### Sayfa Alıntısı
--------------------

İki yıl önce, 15 Mart günü, Suriye'nin başkenti Şam'da ilk büyük çaplı hükümet karşıtı protesto meydana geldi. Onu izleyen iki yıl içinde, ülkedeki iç çatışmalar devam ederken, hükümet ile muhalifler arasındaki düşmanlık ciddi boyutlara taşındı.
Genel seçimlerin, krize çözüm getirecek gerçek yol olduğunu savunan Devlet Başkanı Beşar Esad'ın karşısında muhalifler ise Suriyeli liderin görevden ayrılmasının, barış görüşmelerinin ön koşulu olduğunda ısrarcılar. Gözlemciler, Suriye halkı ve uluslararası toplum, krizin barışçı yollardan çözülmesinden yana olduğu hâlde, mevcut koşullara göre, hükümet ile muhalifler arasında barış görüşmeleri yapılmasını konuşmak için henüz çok erken olduğu kanısında...
Bu yılın başından beri Suriye'deki gerginlik dinmiyor. 4 Şubat günü Suriye Muhalif ve Devrimci Güçler Ulusal Koalisyonu Başkanı Muaz el Hatip, hükümetle barış görüşmelerinin başlatılması çağrısında bulunmuş, ancak hükümet kanadından ise bu çağrıya bir yanıt gelmemişti. Bu gelişmenin ardından, muhalifler tekrar saldırılara başladı.
Başkent Şam'ın dışında bulunan muhalifler, şehir merkezine sık aralıklarla havan topları fırlattı. 11 Şubat günü, üç havan topunun şehir merkezine düşmesi sonucu onlarca insan öldü veya yaralandı. Bu saldırının iki gün sonrasında, yine Şam'ın merkezine düşen havan topları, 12 kişinin can vermesine, 20'den fazla kişinin yaralanmasına yol açtı.

--------------------

### Veri Kayıtları
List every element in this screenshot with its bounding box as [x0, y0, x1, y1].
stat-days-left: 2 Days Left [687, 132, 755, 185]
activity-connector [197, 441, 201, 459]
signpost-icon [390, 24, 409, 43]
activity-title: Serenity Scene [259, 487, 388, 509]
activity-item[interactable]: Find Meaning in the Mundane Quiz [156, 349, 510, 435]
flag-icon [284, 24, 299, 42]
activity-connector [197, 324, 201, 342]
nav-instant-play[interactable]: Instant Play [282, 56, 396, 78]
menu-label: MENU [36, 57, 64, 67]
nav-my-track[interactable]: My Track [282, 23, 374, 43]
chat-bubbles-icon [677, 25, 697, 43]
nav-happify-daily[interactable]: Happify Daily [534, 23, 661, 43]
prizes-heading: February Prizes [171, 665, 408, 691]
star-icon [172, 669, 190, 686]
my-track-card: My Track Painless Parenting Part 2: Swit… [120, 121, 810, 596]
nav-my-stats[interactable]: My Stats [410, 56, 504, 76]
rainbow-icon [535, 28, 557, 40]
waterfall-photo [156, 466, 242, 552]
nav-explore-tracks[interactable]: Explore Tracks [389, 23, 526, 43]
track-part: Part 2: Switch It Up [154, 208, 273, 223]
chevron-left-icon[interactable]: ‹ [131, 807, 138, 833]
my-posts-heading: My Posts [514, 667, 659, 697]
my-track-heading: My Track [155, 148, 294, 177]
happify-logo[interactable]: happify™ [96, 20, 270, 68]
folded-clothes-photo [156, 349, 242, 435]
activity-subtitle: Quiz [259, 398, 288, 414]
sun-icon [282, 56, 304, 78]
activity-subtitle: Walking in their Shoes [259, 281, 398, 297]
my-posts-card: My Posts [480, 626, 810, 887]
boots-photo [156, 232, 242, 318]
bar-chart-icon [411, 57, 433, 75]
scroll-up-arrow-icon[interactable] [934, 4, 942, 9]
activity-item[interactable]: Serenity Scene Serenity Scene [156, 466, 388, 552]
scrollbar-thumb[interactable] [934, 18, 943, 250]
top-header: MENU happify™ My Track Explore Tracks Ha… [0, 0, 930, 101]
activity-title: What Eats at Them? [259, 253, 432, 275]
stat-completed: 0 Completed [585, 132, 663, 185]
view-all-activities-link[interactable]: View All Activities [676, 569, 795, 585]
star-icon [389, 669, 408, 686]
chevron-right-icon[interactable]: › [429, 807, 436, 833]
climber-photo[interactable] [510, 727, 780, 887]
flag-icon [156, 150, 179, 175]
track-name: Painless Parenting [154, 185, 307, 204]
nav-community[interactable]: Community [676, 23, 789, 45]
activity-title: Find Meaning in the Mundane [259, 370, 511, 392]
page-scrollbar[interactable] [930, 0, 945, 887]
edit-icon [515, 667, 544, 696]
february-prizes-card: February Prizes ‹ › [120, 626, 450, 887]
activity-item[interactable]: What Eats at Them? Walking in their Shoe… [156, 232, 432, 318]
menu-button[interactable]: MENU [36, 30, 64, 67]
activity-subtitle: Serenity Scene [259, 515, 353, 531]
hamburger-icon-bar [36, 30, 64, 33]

--------------------

### Yönergeler
a - Suriye krizi metninde "Genel seçimlerin, krize" sözcükleriyle açılıp "erken olduğu kanısında..." ile kapanan bölümü hiç değiştirmeden tekrar yazın.
b - Suriye krizi metnine göre 11 Şubat günü şehir merkezine kaç havan topu düştü?
c - Suriye krizi metnindeki "Bu yılın başından beri" diye başlayan paragrafı, ana bilgileri koruyarak daha kısa biçimde yeniden yazın.
Bu işler için kayıtlara başvurmanız gerekmiyor.

### Görev Yanıtları
a -
Genel seçimlerin, krize çözüm getirecek gerçek yol olduğunu savunan Devlet Başkanı Beşar Esad'ın karşısında muhalifler ise Suriyeli liderin görevden ayrılmasının, barış görüşmelerinin ön koşulu olduğunda ısrarcılar. Gözlemciler, Suriye halkı ve uluslararası toplum, krizin barışçı yollardan çözülmesinden yana olduğu hâlde, mevcut koşullara göre, hükümet ile muhalifler arasında barış görüşmeleri yapılmasını konuşmak için henüz çok erken olduğu kanısında...

b - Üç havan topu düştü.

c - Yıl başından beri Suriye'de gerginlik sürüyor. 4 Şubat'ta Suriye Muhalif ve Devrimci Güçler Ulusal Koalisyonu Başkanı Muaz el Hatip hükümete barış görüşmeleri çağrısı yaptı ama yanıt alamadı. Bunun üzerine muhalifler yeniden saldırıya geçti.